__WORK REQUIRED__.
Quote the records below in full, exactly as given, with the images taken out.

__SUPPLIED ENTRIES__.
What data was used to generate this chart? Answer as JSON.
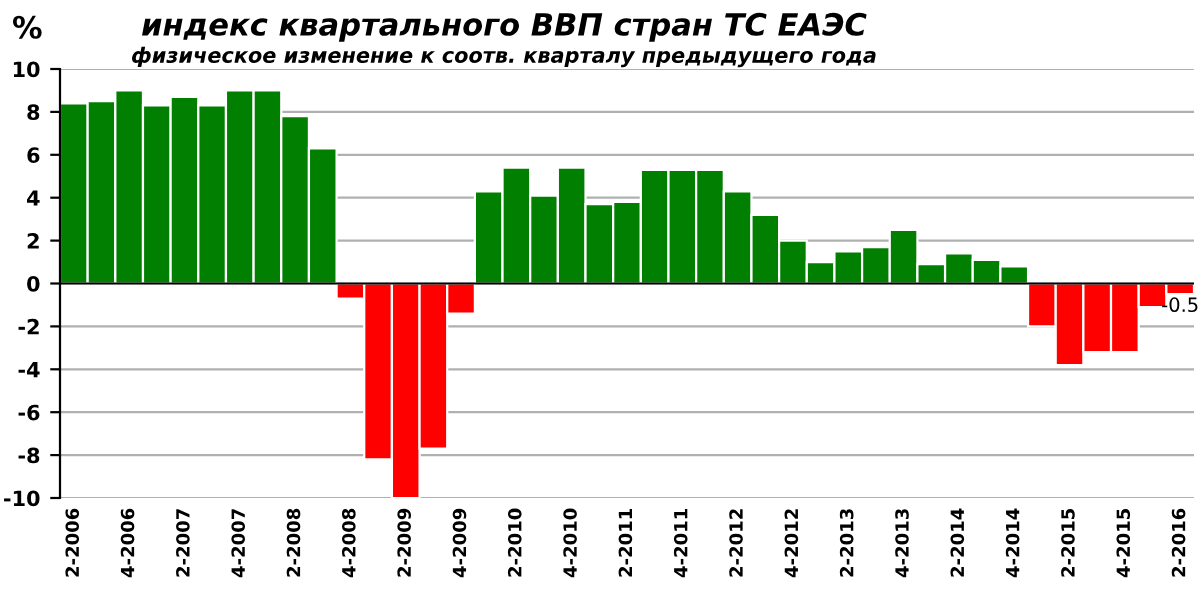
{
  "chart_data": {
    "type": "bar",
    "title": "индекс квартального ВВП стран ТС ЕАЭС",
    "subtitle": "физическое изменение к соотв. кварталу предыдущего года",
    "ylabel": "%",
    "categories": [
      "2-2006",
      null,
      "4-2006",
      null,
      "2-2007",
      null,
      "4-2007",
      null,
      "2-2008",
      null,
      "4-2008",
      null,
      "2-2009",
      null,
      "4-2009",
      null,
      "2-2010",
      null,
      "4-2010",
      null,
      "2-2011",
      null,
      "4-2011",
      null,
      "2-2012",
      null,
      "4-2012",
      null,
      "2-2013",
      null,
      "4-2013",
      null,
      "2-2014",
      null,
      "4-2014",
      null,
      "2-2015",
      null,
      "4-2015",
      null,
      "2-2016"
    ],
    "values": [
      8.4,
      8.5,
      9.0,
      8.3,
      8.7,
      8.3,
      9.0,
      9.0,
      7.8,
      6.3,
      -0.7,
      -8.2,
      -10.0,
      -7.7,
      -1.4,
      4.3,
      5.4,
      4.1,
      5.4,
      3.7,
      3.8,
      5.3,
      5.3,
      5.3,
      4.3,
      3.2,
      2.0,
      1.0,
      1.5,
      1.7,
      2.5,
      0.9,
      1.4,
      1.1,
      0.8,
      -2.0,
      -3.8,
      -3.2,
      -3.2,
      -1.1,
      -0.5
    ],
    "colors": [
      "#007f00",
      "#007f00",
      "#007f00",
      "#007f00",
      "#007f00",
      "#007f00",
      "#007f00",
      "#007f00",
      "#007f00",
      "#007f00",
      "#ff0000",
      "#ff0000",
      "#ff0000",
      "#ff0000",
      "#ff0000",
      "#007f00",
      "#007f00",
      "#007f00",
      "#007f00",
      "#007f00",
      "#007f00",
      "#007f00",
      "#007f00",
      "#007f00",
      "#007f00",
      "#007f00",
      "#007f00",
      "#007f00",
      "#007f00",
      "#007f00",
      "#007f00",
      "#007f00",
      "#007f00",
      "#007f00",
      "#007f00",
      "#ff0000",
      "#ff0000",
      "#ff0000",
      "#ff0000",
      "#ff0000",
      "#ff0000"
    ],
    "value_labels": [
      null,
      null,
      null,
      null,
      null,
      null,
      null,
      null,
      null,
      null,
      null,
      null,
      null,
      null,
      null,
      null,
      null,
      null,
      null,
      null,
      null,
      null,
      null,
      null,
      null,
      null,
      null,
      null,
      null,
      null,
      null,
      null,
      null,
      null,
      null,
      null,
      null,
      null,
      null,
      null,
      "-0.5"
    ],
    "ylim": [
      -10,
      10
    ],
    "yticks": [
      -10,
      -8,
      -6,
      -4,
      -2,
      0,
      2,
      4,
      6,
      8,
      10
    ],
    "grid": "y",
    "legend": false
  }
}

__OUTPUT OF THE EXERCISE__.
What data was used to generate this chart? Answer as JSON.
{
  "chart_data": {
    "type": "bar",
    "title": "индекс квартального ВВП стран ТС ЕАЭС",
    "subtitle": "физическое изменение к соотв. кварталу предыдущего года",
    "ylabel": "%",
    "categories": [
      "2-2006",
      null,
      "4-2006",
      null,
      "2-2007",
      null,
      "4-2007",
      null,
      "2-2008",
      null,
      "4-2008",
      null,
      "2-2009",
      null,
      "4-2009",
      null,
      "2-2010",
      null,
      "4-2010",
      null,
      "2-2011",
      null,
      "4-2011",
      null,
      "2-2012",
      null,
      "4-2012",
      null,
      "2-2013",
      null,
      "4-2013",
      null,
      "2-2014",
      null,
      "4-2014",
      null,
      "2-2015",
      null,
      "4-2015",
      null,
      "2-2016"
    ],
    "values": [
      8.4,
      8.5,
      9.0,
      8.3,
      8.7,
      8.3,
      9.0,
      9.0,
      7.8,
      6.3,
      -0.7,
      -8.2,
      -10.0,
      -7.7,
      -1.4,
      4.3,
      5.4,
      4.1,
      5.4,
      3.7,
      3.8,
      5.3,
      5.3,
      5.3,
      4.3,
      3.2,
      2.0,
      1.0,
      1.5,
      1.7,
      2.5,
      0.9,
      1.4,
      1.1,
      0.8,
      -2.0,
      -3.8,
      -3.2,
      -3.2,
      -1.1,
      -0.5
    ],
    "colors": [
      "#007f00",
      "#007f00",
      "#007f00",
      "#007f00",
      "#007f00",
      "#007f00",
      "#007f00",
      "#007f00",
      "#007f00",
      "#007f00",
      "#ff0000",
      "#ff0000",
      "#ff0000",
      "#ff0000",
      "#ff0000",
      "#007f00",
      "#007f00",
      "#007f00",
      "#007f00",
      "#007f00",
      "#007f00",
      "#007f00",
      "#007f00",
      "#007f00",
      "#007f00",
      "#007f00",
      "#007f00",
      "#007f00",
      "#007f00",
      "#007f00",
      "#007f00",
      "#007f00",
      "#007f00",
      "#007f00",
      "#007f00",
      "#ff0000",
      "#ff0000",
      "#ff0000",
      "#ff0000",
      "#ff0000",
      "#ff0000"
    ],
    "value_labels": [
      null,
      null,
      null,
      null,
      null,
      null,
      null,
      null,
      null,
      null,
      null,
      null,
      null,
      null,
      null,
      null,
      null,
      null,
      null,
      null,
      null,
      null,
      null,
      null,
      null,
      null,
      null,
      null,
      null,
      null,
      null,
      null,
      null,
      null,
      null,
      null,
      null,
      null,
      null,
      null,
      "-0.5"
    ],
    "ylim": [
      -10,
      10
    ],
    "yticks": [
      -10,
      -8,
      -6,
      -4,
      -2,
      0,
      2,
      4,
      6,
      8,
      10
    ],
    "grid": "y",
    "legend": false
  }
}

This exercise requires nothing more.